■ Supplied records ■
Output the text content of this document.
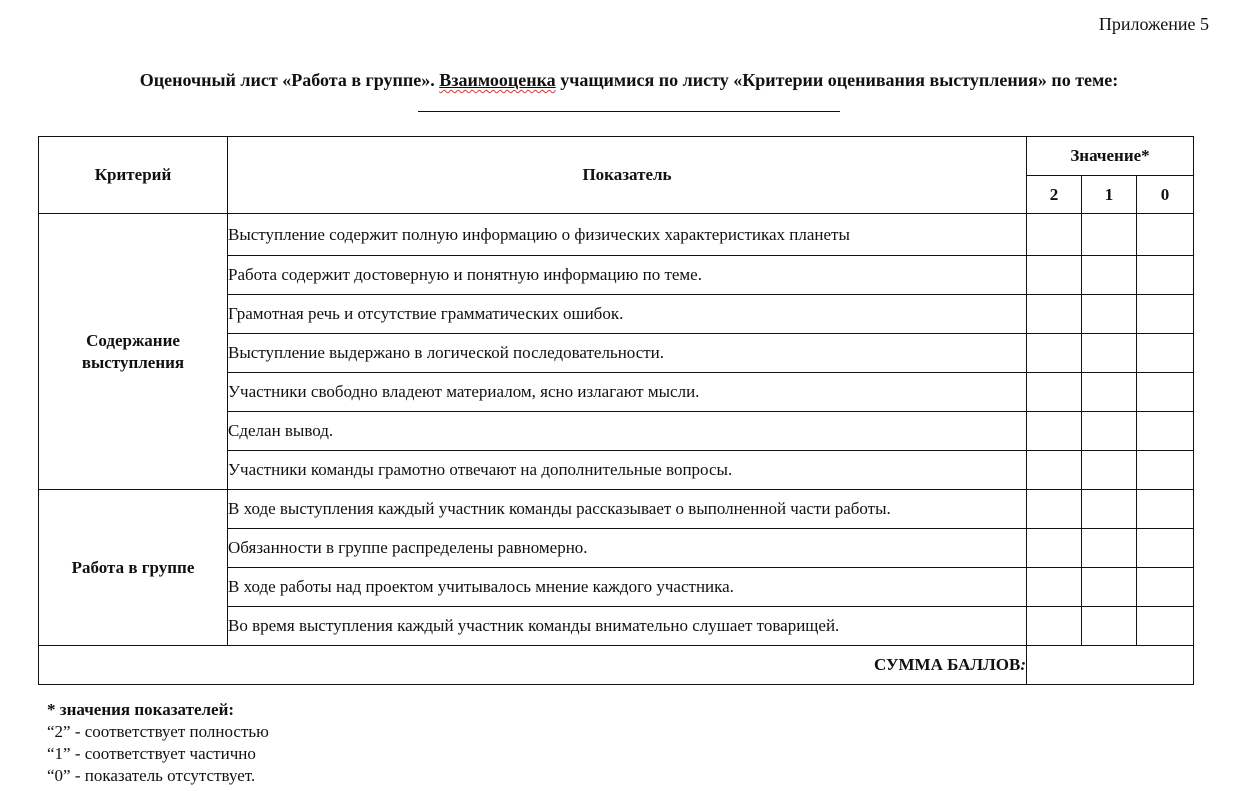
Приложение 5
Оценочный лист «Работа в группе». Взаимооценка учащимися по листу «Критерии оценивания выступления» по теме:
Критерий	Показатель	Значение*		
		2	1	0
Содержание
выступления	Выступление содержит полную информацию о физических характеристиках планеты			
	Работа содержит достоверную и понятную информацию по теме.			
	Грамотная речь и отсутствие грамматических ошибок.			
	Выступление выдержано в логической последовательности.			
	Участники свободно владеют материалом, ясно излагают мысли.			
	Сделан вывод.			
	Участники команды грамотно отвечают на дополнительные вопросы.			
Работа в группе	В ходе выступления каждый участник команды рассказывает о выполненной части работы.			
	Обязанности в группе распределены равномерно.			
	В ходе работы над проектом учитывалось мнение каждого участника.			
	Во время выступления каждый участник команды внимательно слушает товарищей.			
СУММА БАЛЛОВ:				
* значения показателей:
“2” - соответствует полностью
“1” - соответствует частично
“0” - показатель отсутствует.
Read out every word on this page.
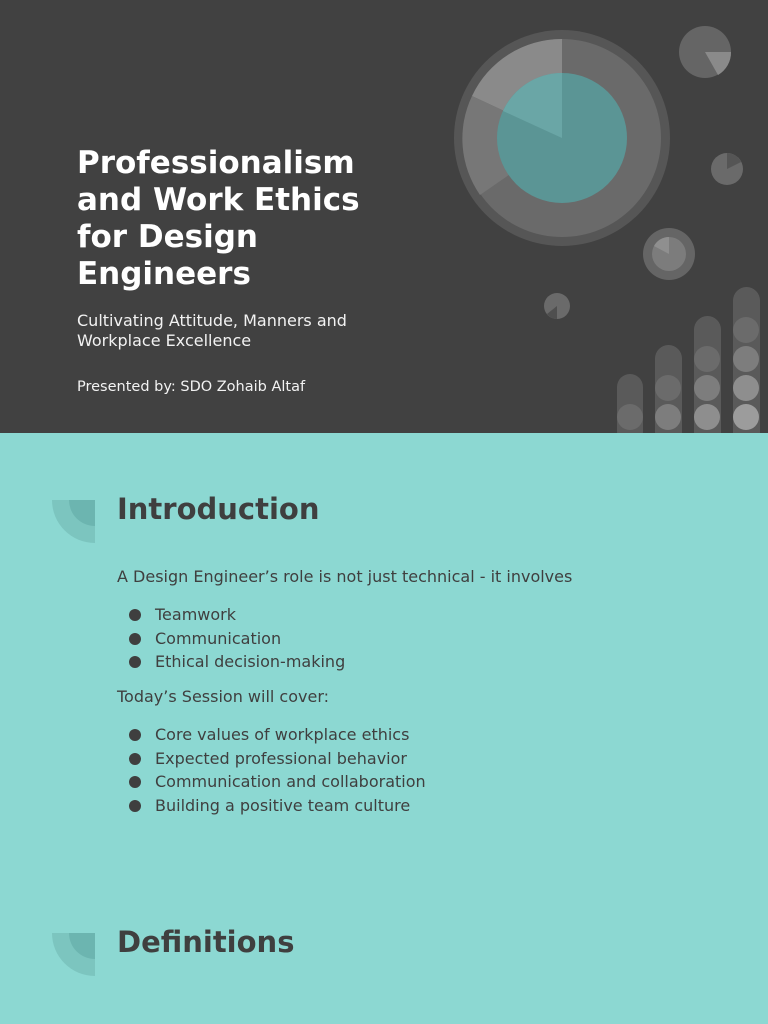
Professionalism and Work Ethics for Design Engineers

Cultivating Attitude, Manners and Workplace Excellence

Presented by: SDO Zohaib Altaf

Introduction

A Design Engineer’s role is not just technical - it involves

Teamwork
Communication
Ethical decision-making

Today’s Session will cover:

Core values of workplace ethics
Expected professional behavior
Communication and collaboration
Building a positive team culture
Definitions
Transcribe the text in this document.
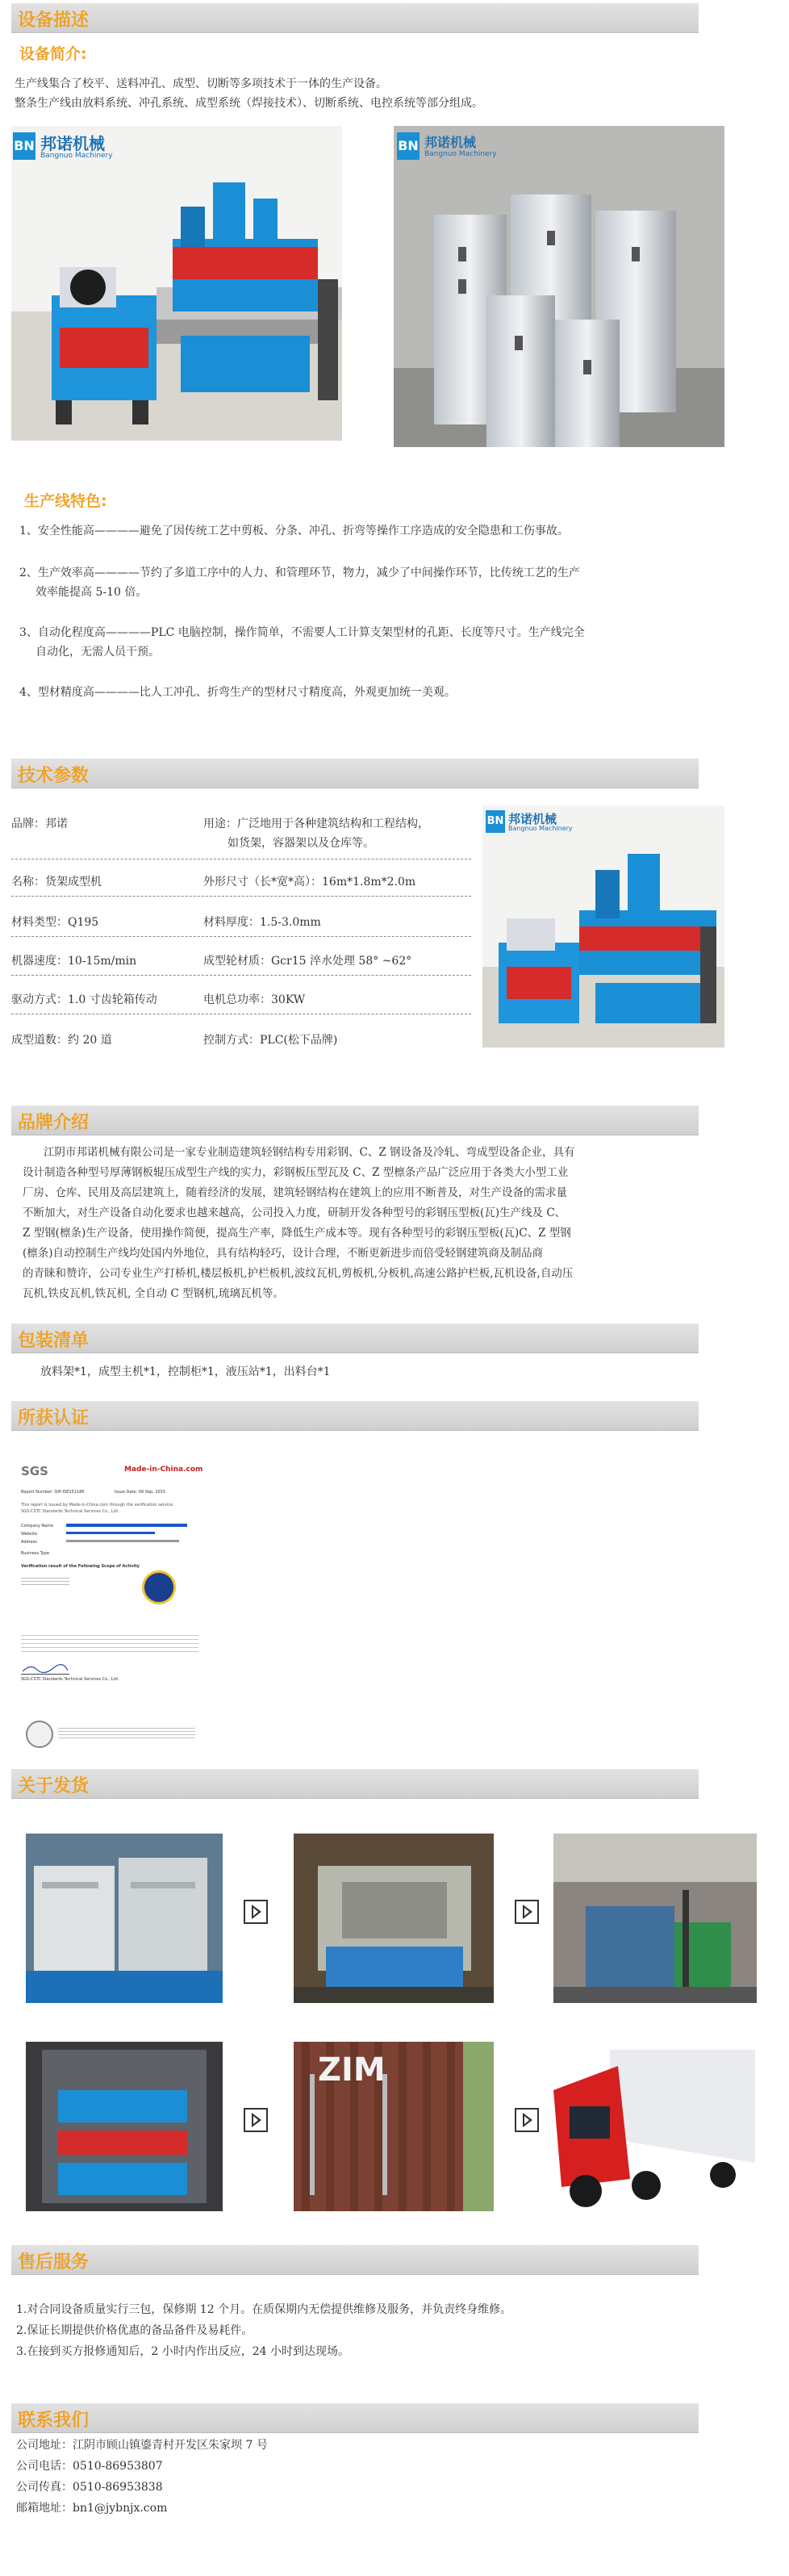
设备描述
设备简介:
生产线集合了校平、送料冲孔、成型、切断等多项技术于一体的生产设备。
整条生产线由放料系统、冲孔系统、成型系统（焊接技术）、切断系统、电控系统等部分组成。
BN 邦诺机械
Bangnuo Machinery
BN 邦诺机械
Bangnuo Machinery
生产线特色:
1、安全性能高————避免了因传统工艺中剪板、分条、冲孔、折弯等操作工序造成的安全隐患和工伤事故。
2、生产效率高————节约了多道工序中的人力、和管理环节，物力，减少了中间操作环节，比传统工艺的生产
效率能提高 5-10 倍。
3、自动化程度高————PLC 电脑控制，操作简单，不需要人工计算支架型材的孔距、长度等尺寸。生产线完全
自动化，无需人员干预。
4、型材精度高————比人工冲孔、折弯生产的型材尺寸精度高，外观更加统一美观。
技术参数
品牌：邦诺	用途：广泛地用于各种建筑结构和工程结构，
如货架，容器架以及仓库等。
名称：货架成型机	外形尺寸（长*宽*高）：16m*1.8m*2.0m
材料类型：Q195	材料厚度：1.5-3.0mm
机器速度：10-15m/min	成型轮材质：Gcr15 淬水处理 58° ~62°
驱动方式：1.0 寸齿轮箱传动	电机总功率：30KW
成型道数：约 20 道	控制方式：PLC(松下品牌)
BN 邦诺机械
Bangnuo Machinery
品牌介绍
江阴市邦诺机械有限公司是一家专业制造建筑轻钢结构专用彩钢、C、Z 钢设备及冷轧、弯成型设备企业，具有
设计制造各种型号厚薄钢板辊压成型生产线的实力，彩钢板压型瓦及 C、Z 型檩条产品广泛应用于各类大小型工业
厂房、仓库、民用及高层建筑上，随着经济的发展，建筑轻钢结构在建筑上的应用不断普及，对生产设备的需求量
不断加大，对生产设备自动化要求也越来越高，公司投入力度，研制开发各种型号的彩钢压型板(瓦)生产线及 C、
Z 型钢(檩条)生产设备，使用操作简便，提高生产率，降低生产成本等。现有各种型号的彩钢压型板(瓦)C、Z 型钢
(檩条)自动控制生产线均处国内外地位，具有结构轻巧，设计合理，不断更新进步而倍受轻钢建筑商及制品商
的青睐和赞许，公司专业生产打桥机,楼层板机,护栏板机,波纹瓦机,剪板机,分板机,高速公路护栏板,瓦机设备,自动压
瓦机,铁皮瓦机,铁瓦机, 全自动 C 型钢机,琉璃瓦机等。
包装清单
放料架*1，成型主机*1，控制柜*1，液压站*1，出料台*1
所获认证
SGS	Made-in-China.com
Report Number: QIP-ISE151186	Issue Date: 09 Sep, 2015
This report is issued by Made-in-China.com through the verification service
SGS-CSTC Standards Technical Services Co., Ltd.
Company Name
Website
Address
Business Type
Verification result of the Following Scope of Activity
SGS-CSTC Standards Technical Services Co., Ltd.
关于发货
ZIM
售后服务
1.对合同设备质量实行三包，保修期 12 个月。在质保期内无偿提供维修及服务，并负责终身维修。
2.保证长期提供价格优惠的备品备件及易耗件。
3.在接到买方报修通知后，2 小时内作出反应，24 小时到达现场。
联系我们
公司地址：江阴市顾山镇鎏青村开发区朱家坝 7 号
公司电话：0510-86953807
公司传真：0510-86953838
邮箱地址：bn1@jybnjx.com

■ The exercise ■
Check each line of the listing above for the string "Made", then report only how many lines have it.

■ Result ■
2